## EXERCISE GOAL
Every entry below must appear again, exactly as written.

## DATA FOR THE TASK
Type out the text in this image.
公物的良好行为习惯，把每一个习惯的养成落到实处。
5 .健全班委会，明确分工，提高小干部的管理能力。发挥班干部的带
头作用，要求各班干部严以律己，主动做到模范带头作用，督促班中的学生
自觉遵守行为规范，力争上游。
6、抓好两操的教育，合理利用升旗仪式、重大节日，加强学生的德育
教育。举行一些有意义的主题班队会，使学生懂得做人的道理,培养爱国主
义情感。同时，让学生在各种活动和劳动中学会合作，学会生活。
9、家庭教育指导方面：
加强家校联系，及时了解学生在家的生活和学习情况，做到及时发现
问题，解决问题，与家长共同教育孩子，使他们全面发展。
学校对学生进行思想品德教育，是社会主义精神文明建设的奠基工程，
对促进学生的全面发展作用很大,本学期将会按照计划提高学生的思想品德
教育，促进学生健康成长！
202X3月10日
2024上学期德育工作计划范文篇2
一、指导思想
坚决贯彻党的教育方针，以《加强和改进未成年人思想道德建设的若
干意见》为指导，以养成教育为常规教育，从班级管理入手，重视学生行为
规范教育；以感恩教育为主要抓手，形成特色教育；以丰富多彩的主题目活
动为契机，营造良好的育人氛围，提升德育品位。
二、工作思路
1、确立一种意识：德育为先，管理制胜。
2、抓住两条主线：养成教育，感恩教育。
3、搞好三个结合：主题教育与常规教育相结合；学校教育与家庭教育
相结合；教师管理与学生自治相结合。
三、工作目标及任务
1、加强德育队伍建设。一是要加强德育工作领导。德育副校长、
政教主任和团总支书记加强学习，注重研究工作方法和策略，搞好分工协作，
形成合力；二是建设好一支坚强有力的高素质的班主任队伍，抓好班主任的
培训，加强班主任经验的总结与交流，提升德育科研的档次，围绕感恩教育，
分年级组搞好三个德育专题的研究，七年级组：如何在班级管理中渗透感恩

## TASK RESPONSE
Type out the text in this image.
公物的良好行为习惯，把每一个习惯的养成落到实处。
5 .健全班委会，明确分工，提高小干部的管理能力。发挥班干部的带
头作用，要求各班干部严以律己，主动做到模范带头作用，督促班中的学生
自觉遵守行为规范，力争上游。
6、抓好两操的教育，合理利用升旗仪式、重大节日，加强学生的德育
教育。举行一些有意义的主题班队会，使学生懂得做人的道理,培养爱国主
义情感。同时，让学生在各种活动和劳动中学会合作，学会生活。
9、家庭教育指导方面：
加强家校联系，及时了解学生在家的生活和学习情况，做到及时发现
问题，解决问题，与家长共同教育孩子，使他们全面发展。
学校对学生进行思想品德教育，是社会主义精神文明建设的奠基工程，
对促进学生的全面发展作用很大,本学期将会按照计划提高学生的思想品德
教育，促进学生健康成长！
202X3月10日
2024上学期德育工作计划范文篇2
一、指导思想
坚决贯彻党的教育方针，以《加强和改进未成年人思想道德建设的若
干意见》为指导，以养成教育为常规教育，从班级管理入手，重视学生行为
规范教育；以感恩教育为主要抓手，形成特色教育；以丰富多彩的主题目活
动为契机，营造良好的育人氛围，提升德育品位。
二、工作思路
1、确立一种意识：德育为先，管理制胜。
2、抓住两条主线：养成教育，感恩教育。
3、搞好三个结合：主题教育与常规教育相结合；学校教育与家庭教育
相结合；教师管理与学生自治相结合。
三、工作目标及任务
1、加强德育队伍建设。一是要加强德育工作领导。德育副校长、
政教主任和团总支书记加强学习，注重研究工作方法和策略，搞好分工协作，
形成合力；二是建设好一支坚强有力的高素质的班主任队伍，抓好班主任的
培训，加强班主任经验的总结与交流，提升德育科研的档次，围绕感恩教育，
分年级组搞好三个德育专题的研究，七年级组：如何在班级管理中渗透感恩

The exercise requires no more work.